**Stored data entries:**
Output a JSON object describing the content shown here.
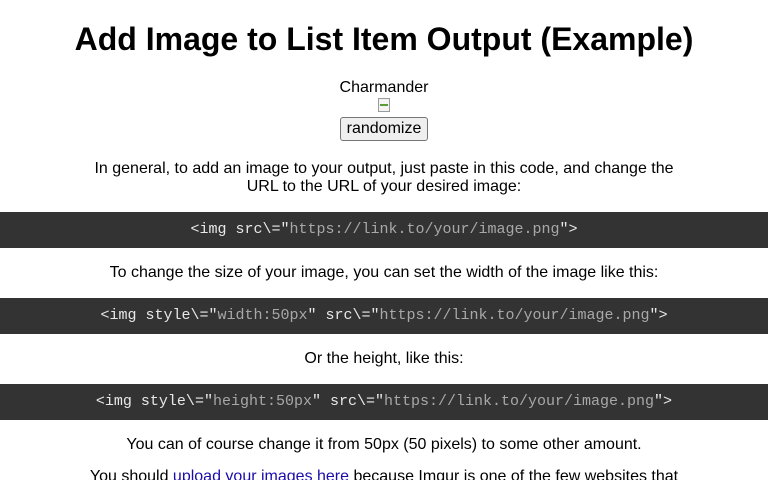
{
  "title": "Add Image to List Item Output (Example)",
  "output": {
    "name": "Charmander",
    "randomize_label": "randomize"
  },
  "p_general": "In general, to add an image to your output, just paste in this code, and change the URL to the URL of your desired image:",
  "code1": {
    "pre": "<img src\\=\"",
    "url": "https://link.to/your/image.png",
    "post": "\">"
  },
  "p_width": "To change the size of your image, you can set the width of the image like this:",
  "code2": {
    "pre": "<img style\\=\"",
    "style": "width:50px",
    "mid": "\" src\\=\"",
    "url": "https://link.to/your/image.png",
    "post": "\">"
  },
  "p_height": "Or the height, like this:",
  "code3": {
    "pre": "<img style\\=\"",
    "style": "height:50px",
    "mid": "\" src\\=\"",
    "url": "https://link.to/your/image.png",
    "post": "\">"
  },
  "p_change": "You can of course change it from 50px (50 pixels) to some other amount.",
  "p_upload": {
    "pre": "You should ",
    "link": "upload your images here",
    "post": " because Imgur is one of the few websites that"
  }
}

**WHAT THE TASK ASKS:**
Repeat the records word for word. Any picture in them should be left out.

**SOLUTION FOR THIS PROBLEM:**
Output a JSON object describing the content shown here.
{
  "title": "Add Image to List Item Output (Example)",
  "output": {
    "name": "Charmander",
    "randomize_label": "randomize"
  },
  "p_general": "In general, to add an image to your output, just paste in this code, and change the URL to the URL of your desired image:",
  "code1": {
    "pre": "<img src\\=\"",
    "url": "https://link.to/your/image.png",
    "post": "\">"
  },
  "p_width": "To change the size of your image, you can set the width of the image like this:",
  "code2": {
    "pre": "<img style\\=\"",
    "style": "width:50px",
    "mid": "\" src\\=\"",
    "url": "https://link.to/your/image.png",
    "post": "\">"
  },
  "p_height": "Or the height, like this:",
  "code3": {
    "pre": "<img style\\=\"",
    "style": "height:50px",
    "mid": "\" src\\=\"",
    "url": "https://link.to/your/image.png",
    "post": "\">"
  },
  "p_change": "You can of course change it from 50px (50 pixels) to some other amount.",
  "p_upload": {
    "pre": "You should ",
    "link": "upload your images here",
    "post": " because Imgur is one of the few websites that"
  }
}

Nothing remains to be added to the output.